Some lines in the records below may hold the word "likes"; give the number of those lines and nothing else.
# start of Records provided
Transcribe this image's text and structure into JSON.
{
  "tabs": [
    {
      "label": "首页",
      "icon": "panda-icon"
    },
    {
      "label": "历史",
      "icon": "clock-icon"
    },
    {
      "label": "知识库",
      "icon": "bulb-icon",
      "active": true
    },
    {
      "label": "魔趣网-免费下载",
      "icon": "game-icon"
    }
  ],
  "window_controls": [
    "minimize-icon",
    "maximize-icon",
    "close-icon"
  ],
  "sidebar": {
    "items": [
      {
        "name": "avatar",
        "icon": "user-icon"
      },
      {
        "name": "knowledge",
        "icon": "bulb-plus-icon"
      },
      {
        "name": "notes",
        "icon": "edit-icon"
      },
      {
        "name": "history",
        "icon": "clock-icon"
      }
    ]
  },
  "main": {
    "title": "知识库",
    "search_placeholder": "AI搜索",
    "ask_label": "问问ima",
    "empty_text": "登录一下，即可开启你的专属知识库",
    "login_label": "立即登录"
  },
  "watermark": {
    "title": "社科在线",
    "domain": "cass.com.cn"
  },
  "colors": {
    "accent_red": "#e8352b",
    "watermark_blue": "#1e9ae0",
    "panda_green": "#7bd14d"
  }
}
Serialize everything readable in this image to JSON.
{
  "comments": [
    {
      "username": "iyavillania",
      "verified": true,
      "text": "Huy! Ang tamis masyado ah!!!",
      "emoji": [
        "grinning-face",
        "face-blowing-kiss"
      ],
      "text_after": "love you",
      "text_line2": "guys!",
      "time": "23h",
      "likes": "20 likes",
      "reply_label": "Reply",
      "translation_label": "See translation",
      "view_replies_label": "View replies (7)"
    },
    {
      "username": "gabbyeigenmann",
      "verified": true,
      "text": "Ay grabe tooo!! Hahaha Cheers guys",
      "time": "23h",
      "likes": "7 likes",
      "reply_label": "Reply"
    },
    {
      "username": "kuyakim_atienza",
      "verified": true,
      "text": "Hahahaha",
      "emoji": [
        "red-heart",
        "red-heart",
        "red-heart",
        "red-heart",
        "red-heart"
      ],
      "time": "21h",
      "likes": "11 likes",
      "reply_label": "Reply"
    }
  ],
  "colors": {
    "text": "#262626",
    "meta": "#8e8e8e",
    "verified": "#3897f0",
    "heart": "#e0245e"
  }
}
# end of Records provided
**Exercise output:**
3